§ **Task prompt**
Show, in full, each line of the data that contains "title".

§ **Input**
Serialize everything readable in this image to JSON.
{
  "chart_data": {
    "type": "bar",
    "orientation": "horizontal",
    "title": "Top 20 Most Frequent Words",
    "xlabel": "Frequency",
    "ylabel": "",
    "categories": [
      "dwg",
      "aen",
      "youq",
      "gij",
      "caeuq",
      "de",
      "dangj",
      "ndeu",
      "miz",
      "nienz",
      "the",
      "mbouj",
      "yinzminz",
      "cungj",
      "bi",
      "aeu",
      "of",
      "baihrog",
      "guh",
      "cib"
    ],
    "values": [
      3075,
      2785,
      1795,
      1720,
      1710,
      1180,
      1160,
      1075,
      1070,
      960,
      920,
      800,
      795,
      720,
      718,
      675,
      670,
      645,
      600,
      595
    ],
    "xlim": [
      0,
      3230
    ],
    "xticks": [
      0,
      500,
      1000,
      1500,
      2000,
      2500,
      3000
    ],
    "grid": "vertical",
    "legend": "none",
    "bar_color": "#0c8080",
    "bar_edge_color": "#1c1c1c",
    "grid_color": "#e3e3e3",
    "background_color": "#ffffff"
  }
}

...

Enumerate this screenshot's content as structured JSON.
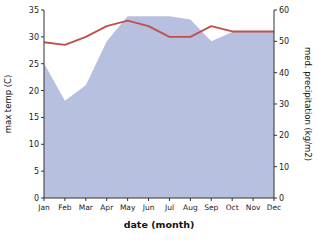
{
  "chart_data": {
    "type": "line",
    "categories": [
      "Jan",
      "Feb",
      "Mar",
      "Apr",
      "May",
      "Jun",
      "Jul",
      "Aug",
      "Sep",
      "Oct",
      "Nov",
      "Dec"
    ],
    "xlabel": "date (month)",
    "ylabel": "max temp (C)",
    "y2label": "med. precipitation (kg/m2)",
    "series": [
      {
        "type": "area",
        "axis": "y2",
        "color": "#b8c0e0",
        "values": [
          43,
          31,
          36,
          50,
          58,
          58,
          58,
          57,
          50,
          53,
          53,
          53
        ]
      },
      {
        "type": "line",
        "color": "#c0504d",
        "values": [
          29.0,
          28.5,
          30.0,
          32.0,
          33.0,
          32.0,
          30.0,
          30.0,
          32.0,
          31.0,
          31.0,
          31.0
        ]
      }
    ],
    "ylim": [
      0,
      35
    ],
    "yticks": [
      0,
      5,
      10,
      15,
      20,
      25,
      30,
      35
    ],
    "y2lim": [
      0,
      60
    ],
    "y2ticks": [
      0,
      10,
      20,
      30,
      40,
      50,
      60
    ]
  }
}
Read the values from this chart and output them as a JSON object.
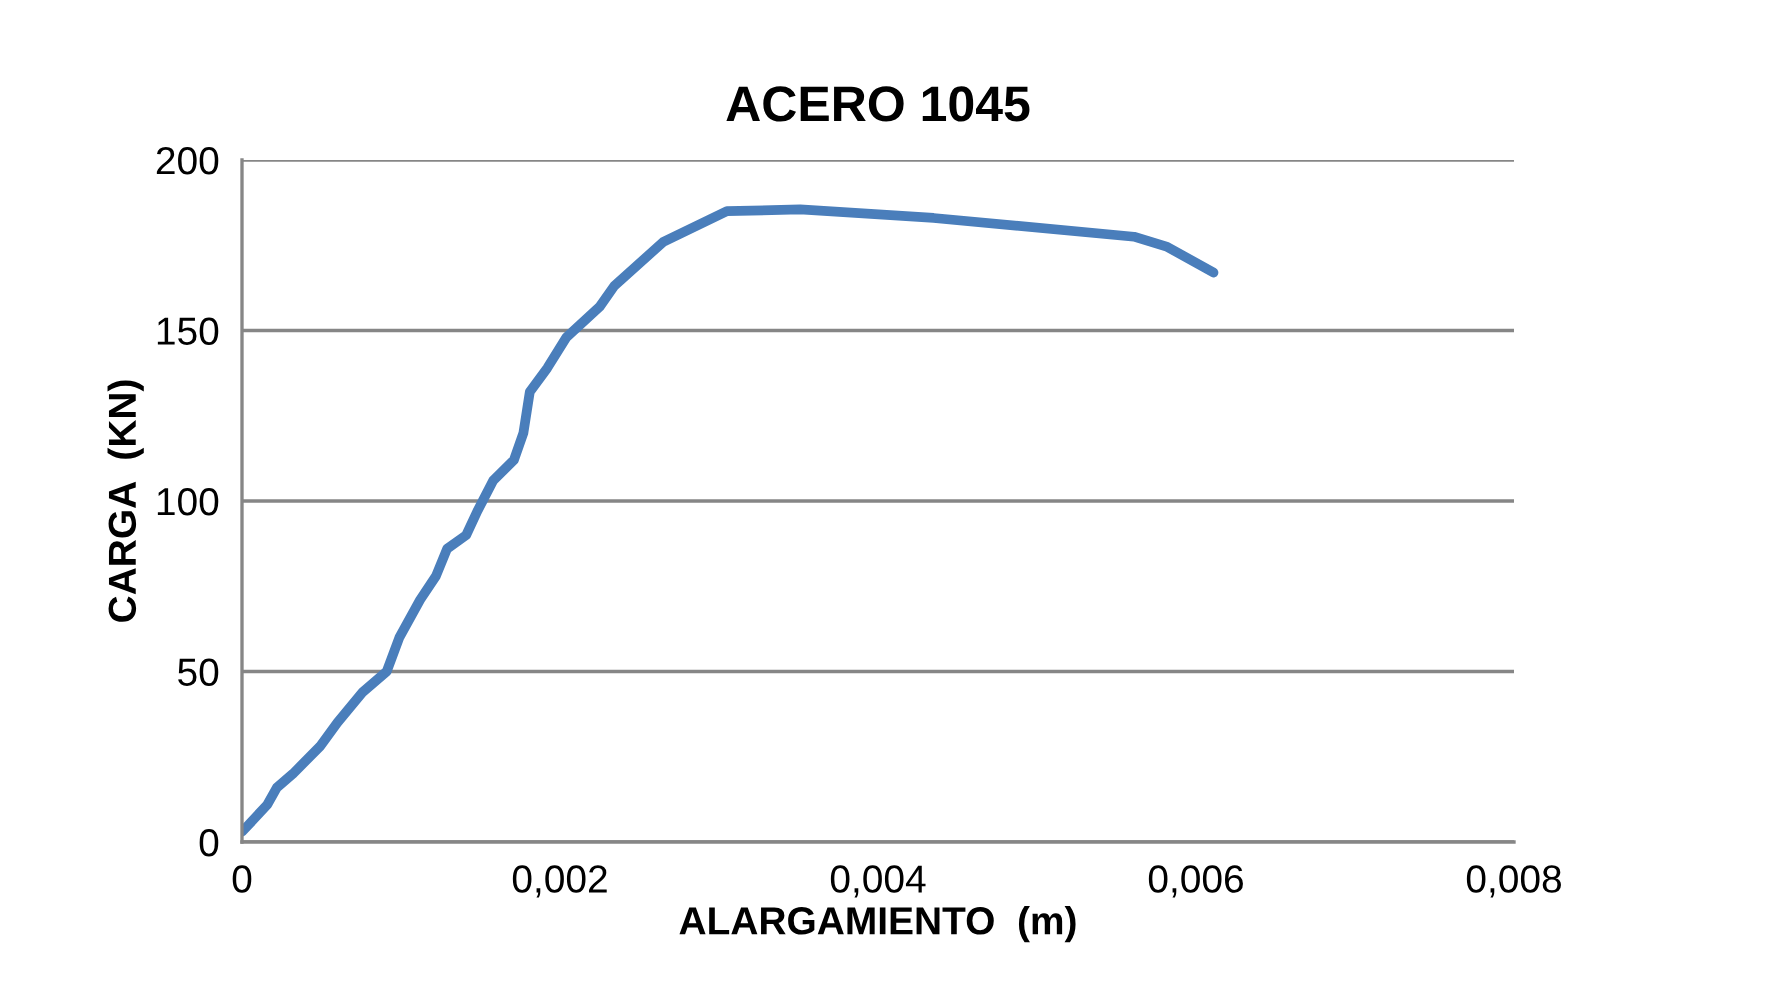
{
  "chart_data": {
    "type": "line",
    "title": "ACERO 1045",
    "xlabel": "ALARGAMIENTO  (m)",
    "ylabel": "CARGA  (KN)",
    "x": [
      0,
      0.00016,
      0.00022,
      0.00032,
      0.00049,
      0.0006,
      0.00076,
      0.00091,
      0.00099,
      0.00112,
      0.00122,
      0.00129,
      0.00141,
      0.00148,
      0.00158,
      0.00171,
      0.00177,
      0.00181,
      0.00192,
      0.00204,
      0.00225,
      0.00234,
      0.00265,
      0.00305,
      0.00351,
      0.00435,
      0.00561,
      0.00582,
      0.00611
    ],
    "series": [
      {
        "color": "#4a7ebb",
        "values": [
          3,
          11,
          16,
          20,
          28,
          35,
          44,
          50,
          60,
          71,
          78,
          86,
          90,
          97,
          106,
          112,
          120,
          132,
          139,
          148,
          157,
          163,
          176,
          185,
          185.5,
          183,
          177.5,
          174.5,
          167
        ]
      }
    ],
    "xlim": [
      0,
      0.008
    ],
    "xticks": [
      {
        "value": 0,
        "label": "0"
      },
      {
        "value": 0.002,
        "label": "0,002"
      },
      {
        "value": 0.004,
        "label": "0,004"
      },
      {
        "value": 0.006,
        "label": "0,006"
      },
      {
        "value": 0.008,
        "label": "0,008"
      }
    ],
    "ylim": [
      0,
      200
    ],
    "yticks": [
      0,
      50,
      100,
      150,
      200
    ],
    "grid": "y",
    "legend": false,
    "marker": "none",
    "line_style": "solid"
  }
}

§ **Output for this task**
    "title": "Top 20 Most Frequent Words",
    "title": "ACERO 1045",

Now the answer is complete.